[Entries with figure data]

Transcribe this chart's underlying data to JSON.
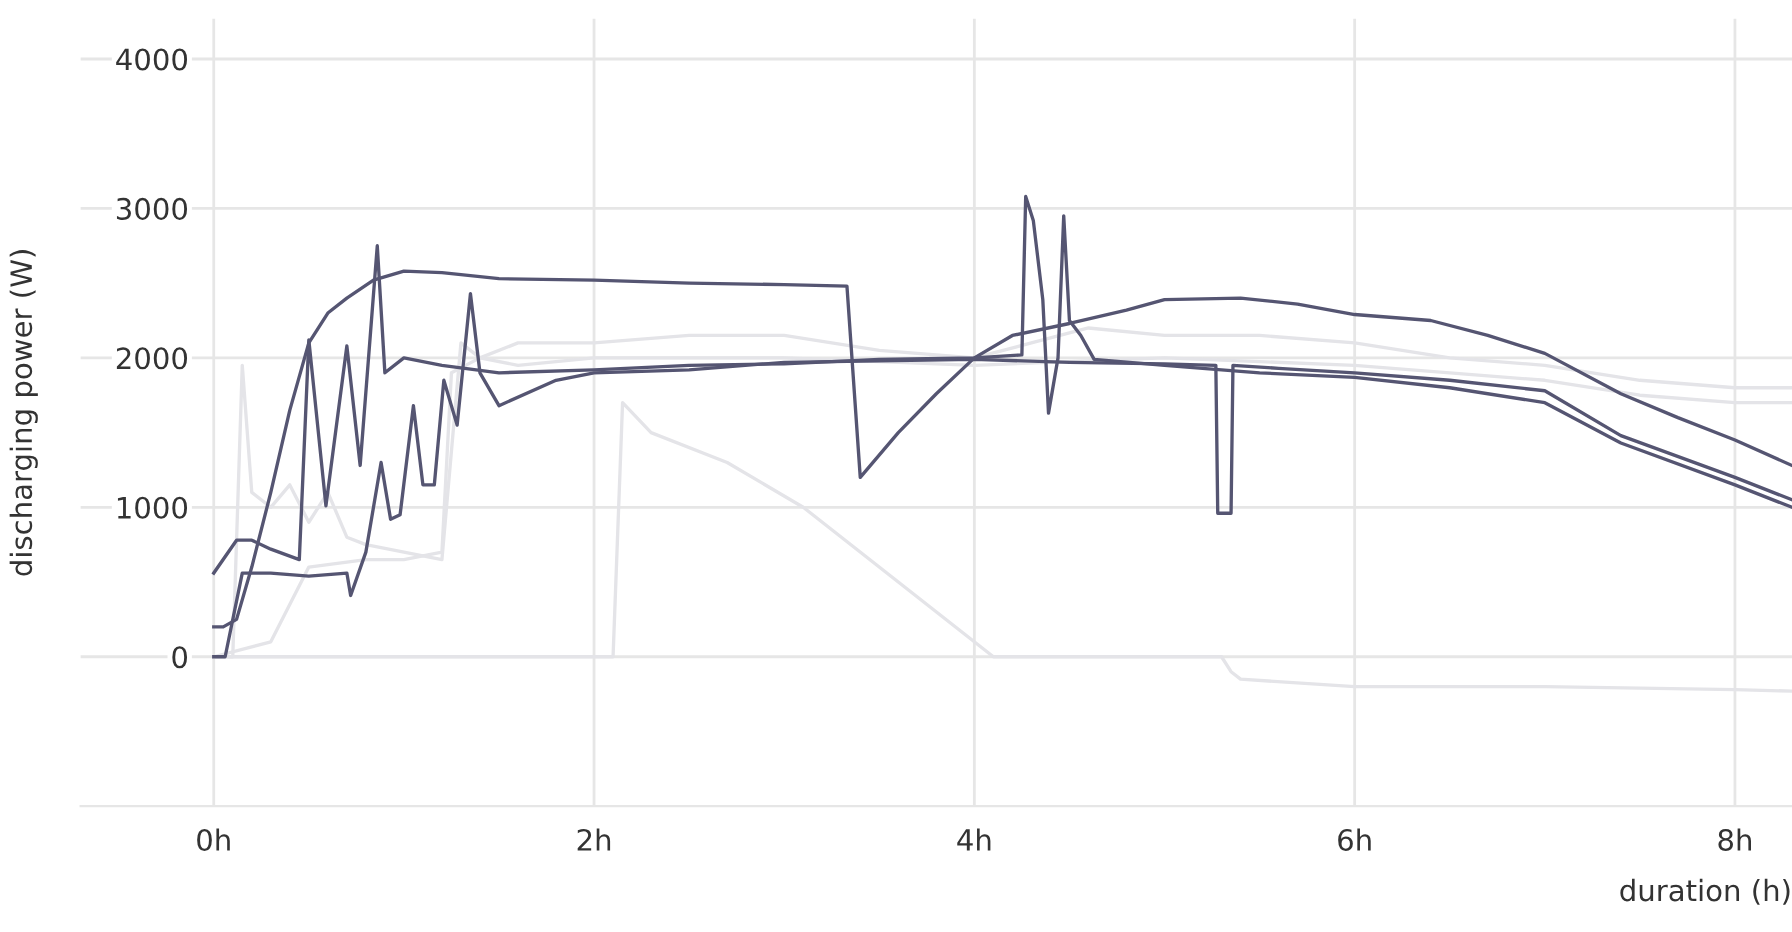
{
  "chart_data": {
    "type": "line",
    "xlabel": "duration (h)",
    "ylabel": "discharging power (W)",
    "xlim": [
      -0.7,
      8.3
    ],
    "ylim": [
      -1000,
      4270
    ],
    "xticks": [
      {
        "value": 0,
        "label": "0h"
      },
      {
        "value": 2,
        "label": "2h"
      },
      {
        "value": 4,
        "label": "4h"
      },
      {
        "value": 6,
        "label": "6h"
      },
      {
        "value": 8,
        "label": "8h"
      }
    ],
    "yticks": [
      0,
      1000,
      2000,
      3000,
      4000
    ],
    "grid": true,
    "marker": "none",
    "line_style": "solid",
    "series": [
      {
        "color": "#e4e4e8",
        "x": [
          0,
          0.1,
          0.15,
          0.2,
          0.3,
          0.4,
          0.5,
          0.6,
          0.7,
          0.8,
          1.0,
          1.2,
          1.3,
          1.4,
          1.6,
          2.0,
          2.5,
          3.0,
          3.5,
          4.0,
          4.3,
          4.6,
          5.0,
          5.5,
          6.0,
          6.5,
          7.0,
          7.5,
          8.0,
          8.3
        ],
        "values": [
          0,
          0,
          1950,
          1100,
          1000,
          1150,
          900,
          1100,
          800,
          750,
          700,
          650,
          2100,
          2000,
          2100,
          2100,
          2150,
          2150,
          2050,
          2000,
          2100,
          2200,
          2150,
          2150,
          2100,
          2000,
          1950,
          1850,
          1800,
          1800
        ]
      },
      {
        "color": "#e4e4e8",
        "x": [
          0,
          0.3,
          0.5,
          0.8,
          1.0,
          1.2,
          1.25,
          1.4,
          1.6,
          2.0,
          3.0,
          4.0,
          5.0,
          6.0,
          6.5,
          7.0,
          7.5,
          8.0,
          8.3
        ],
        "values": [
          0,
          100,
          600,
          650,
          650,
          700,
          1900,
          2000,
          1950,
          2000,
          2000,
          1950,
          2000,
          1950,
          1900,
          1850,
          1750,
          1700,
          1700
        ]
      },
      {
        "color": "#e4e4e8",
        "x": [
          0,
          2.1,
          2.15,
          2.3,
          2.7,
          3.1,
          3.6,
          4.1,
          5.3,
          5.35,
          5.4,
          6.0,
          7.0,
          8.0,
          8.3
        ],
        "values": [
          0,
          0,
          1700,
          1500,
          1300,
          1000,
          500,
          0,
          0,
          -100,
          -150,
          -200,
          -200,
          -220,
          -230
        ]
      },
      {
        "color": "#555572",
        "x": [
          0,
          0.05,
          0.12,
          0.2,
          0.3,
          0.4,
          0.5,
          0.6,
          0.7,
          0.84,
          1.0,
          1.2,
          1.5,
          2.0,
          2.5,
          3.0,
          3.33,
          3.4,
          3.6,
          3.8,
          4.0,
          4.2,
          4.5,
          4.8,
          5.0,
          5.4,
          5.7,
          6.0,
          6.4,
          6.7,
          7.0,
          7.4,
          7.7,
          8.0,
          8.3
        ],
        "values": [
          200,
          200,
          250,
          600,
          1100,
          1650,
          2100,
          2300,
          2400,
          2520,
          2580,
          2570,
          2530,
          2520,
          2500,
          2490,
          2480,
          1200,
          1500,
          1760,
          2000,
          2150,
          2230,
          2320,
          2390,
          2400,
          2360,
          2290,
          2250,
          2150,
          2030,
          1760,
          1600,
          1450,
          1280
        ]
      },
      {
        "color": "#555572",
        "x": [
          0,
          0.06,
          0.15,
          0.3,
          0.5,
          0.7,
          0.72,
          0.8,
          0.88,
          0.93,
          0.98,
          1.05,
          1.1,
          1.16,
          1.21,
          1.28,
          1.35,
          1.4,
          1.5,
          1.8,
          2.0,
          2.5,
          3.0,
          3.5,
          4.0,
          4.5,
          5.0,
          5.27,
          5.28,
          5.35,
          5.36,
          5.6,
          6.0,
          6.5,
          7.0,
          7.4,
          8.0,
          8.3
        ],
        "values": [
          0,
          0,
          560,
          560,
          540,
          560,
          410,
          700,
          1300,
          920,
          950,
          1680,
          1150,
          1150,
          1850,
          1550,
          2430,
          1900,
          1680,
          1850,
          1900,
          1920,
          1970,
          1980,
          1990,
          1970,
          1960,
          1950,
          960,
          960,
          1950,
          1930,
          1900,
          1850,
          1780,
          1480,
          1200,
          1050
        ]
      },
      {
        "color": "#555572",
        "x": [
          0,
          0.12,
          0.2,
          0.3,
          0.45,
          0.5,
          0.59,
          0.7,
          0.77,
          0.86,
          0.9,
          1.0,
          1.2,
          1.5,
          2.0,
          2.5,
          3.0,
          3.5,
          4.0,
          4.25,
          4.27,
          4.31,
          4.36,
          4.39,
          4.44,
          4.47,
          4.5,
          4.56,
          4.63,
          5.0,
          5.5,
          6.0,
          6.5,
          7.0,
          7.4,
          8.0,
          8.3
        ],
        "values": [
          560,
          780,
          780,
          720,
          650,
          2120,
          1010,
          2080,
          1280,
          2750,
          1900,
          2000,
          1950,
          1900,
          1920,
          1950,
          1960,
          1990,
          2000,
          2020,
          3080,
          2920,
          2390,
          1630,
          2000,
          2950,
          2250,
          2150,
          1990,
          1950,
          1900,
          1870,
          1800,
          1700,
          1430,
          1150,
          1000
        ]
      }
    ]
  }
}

## EXERCISE DIRECTIONS
Go through the data above and transcribe it in full, omitting any image.

## TASK SOLUTION
Transcribe this chart's underlying data to JSON.
{
  "chart_data": {
    "type": "line",
    "xlabel": "duration (h)",
    "ylabel": "discharging power (W)",
    "xlim": [
      -0.7,
      8.3
    ],
    "ylim": [
      -1000,
      4270
    ],
    "xticks": [
      {
        "value": 0,
        "label": "0h"
      },
      {
        "value": 2,
        "label": "2h"
      },
      {
        "value": 4,
        "label": "4h"
      },
      {
        "value": 6,
        "label": "6h"
      },
      {
        "value": 8,
        "label": "8h"
      }
    ],
    "yticks": [
      0,
      1000,
      2000,
      3000,
      4000
    ],
    "grid": true,
    "marker": "none",
    "line_style": "solid",
    "series": [
      {
        "color": "#e4e4e8",
        "x": [
          0,
          0.1,
          0.15,
          0.2,
          0.3,
          0.4,
          0.5,
          0.6,
          0.7,
          0.8,
          1.0,
          1.2,
          1.3,
          1.4,
          1.6,
          2.0,
          2.5,
          3.0,
          3.5,
          4.0,
          4.3,
          4.6,
          5.0,
          5.5,
          6.0,
          6.5,
          7.0,
          7.5,
          8.0,
          8.3
        ],
        "values": [
          0,
          0,
          1950,
          1100,
          1000,
          1150,
          900,
          1100,
          800,
          750,
          700,
          650,
          2100,
          2000,
          2100,
          2100,
          2150,
          2150,
          2050,
          2000,
          2100,
          2200,
          2150,
          2150,
          2100,
          2000,
          1950,
          1850,
          1800,
          1800
        ]
      },
      {
        "color": "#e4e4e8",
        "x": [
          0,
          0.3,
          0.5,
          0.8,
          1.0,
          1.2,
          1.25,
          1.4,
          1.6,
          2.0,
          3.0,
          4.0,
          5.0,
          6.0,
          6.5,
          7.0,
          7.5,
          8.0,
          8.3
        ],
        "values": [
          0,
          100,
          600,
          650,
          650,
          700,
          1900,
          2000,
          1950,
          2000,
          2000,
          1950,
          2000,
          1950,
          1900,
          1850,
          1750,
          1700,
          1700
        ]
      },
      {
        "color": "#e4e4e8",
        "x": [
          0,
          2.1,
          2.15,
          2.3,
          2.7,
          3.1,
          3.6,
          4.1,
          5.3,
          5.35,
          5.4,
          6.0,
          7.0,
          8.0,
          8.3
        ],
        "values": [
          0,
          0,
          1700,
          1500,
          1300,
          1000,
          500,
          0,
          0,
          -100,
          -150,
          -200,
          -200,
          -220,
          -230
        ]
      },
      {
        "color": "#555572",
        "x": [
          0,
          0.05,
          0.12,
          0.2,
          0.3,
          0.4,
          0.5,
          0.6,
          0.7,
          0.84,
          1.0,
          1.2,
          1.5,
          2.0,
          2.5,
          3.0,
          3.33,
          3.4,
          3.6,
          3.8,
          4.0,
          4.2,
          4.5,
          4.8,
          5.0,
          5.4,
          5.7,
          6.0,
          6.4,
          6.7,
          7.0,
          7.4,
          7.7,
          8.0,
          8.3
        ],
        "values": [
          200,
          200,
          250,
          600,
          1100,
          1650,
          2100,
          2300,
          2400,
          2520,
          2580,
          2570,
          2530,
          2520,
          2500,
          2490,
          2480,
          1200,
          1500,
          1760,
          2000,
          2150,
          2230,
          2320,
          2390,
          2400,
          2360,
          2290,
          2250,
          2150,
          2030,
          1760,
          1600,
          1450,
          1280
        ]
      },
      {
        "color": "#555572",
        "x": [
          0,
          0.06,
          0.15,
          0.3,
          0.5,
          0.7,
          0.72,
          0.8,
          0.88,
          0.93,
          0.98,
          1.05,
          1.1,
          1.16,
          1.21,
          1.28,
          1.35,
          1.4,
          1.5,
          1.8,
          2.0,
          2.5,
          3.0,
          3.5,
          4.0,
          4.5,
          5.0,
          5.27,
          5.28,
          5.35,
          5.36,
          5.6,
          6.0,
          6.5,
          7.0,
          7.4,
          8.0,
          8.3
        ],
        "values": [
          0,
          0,
          560,
          560,
          540,
          560,
          410,
          700,
          1300,
          920,
          950,
          1680,
          1150,
          1150,
          1850,
          1550,
          2430,
          1900,
          1680,
          1850,
          1900,
          1920,
          1970,
          1980,
          1990,
          1970,
          1960,
          1950,
          960,
          960,
          1950,
          1930,
          1900,
          1850,
          1780,
          1480,
          1200,
          1050
        ]
      },
      {
        "color": "#555572",
        "x": [
          0,
          0.12,
          0.2,
          0.3,
          0.45,
          0.5,
          0.59,
          0.7,
          0.77,
          0.86,
          0.9,
          1.0,
          1.2,
          1.5,
          2.0,
          2.5,
          3.0,
          3.5,
          4.0,
          4.25,
          4.27,
          4.31,
          4.36,
          4.39,
          4.44,
          4.47,
          4.5,
          4.56,
          4.63,
          5.0,
          5.5,
          6.0,
          6.5,
          7.0,
          7.4,
          8.0,
          8.3
        ],
        "values": [
          560,
          780,
          780,
          720,
          650,
          2120,
          1010,
          2080,
          1280,
          2750,
          1900,
          2000,
          1950,
          1900,
          1920,
          1950,
          1960,
          1990,
          2000,
          2020,
          3080,
          2920,
          2390,
          1630,
          2000,
          2950,
          2250,
          2150,
          1990,
          1950,
          1900,
          1870,
          1800,
          1700,
          1430,
          1150,
          1000
        ]
      }
    ]
  }
}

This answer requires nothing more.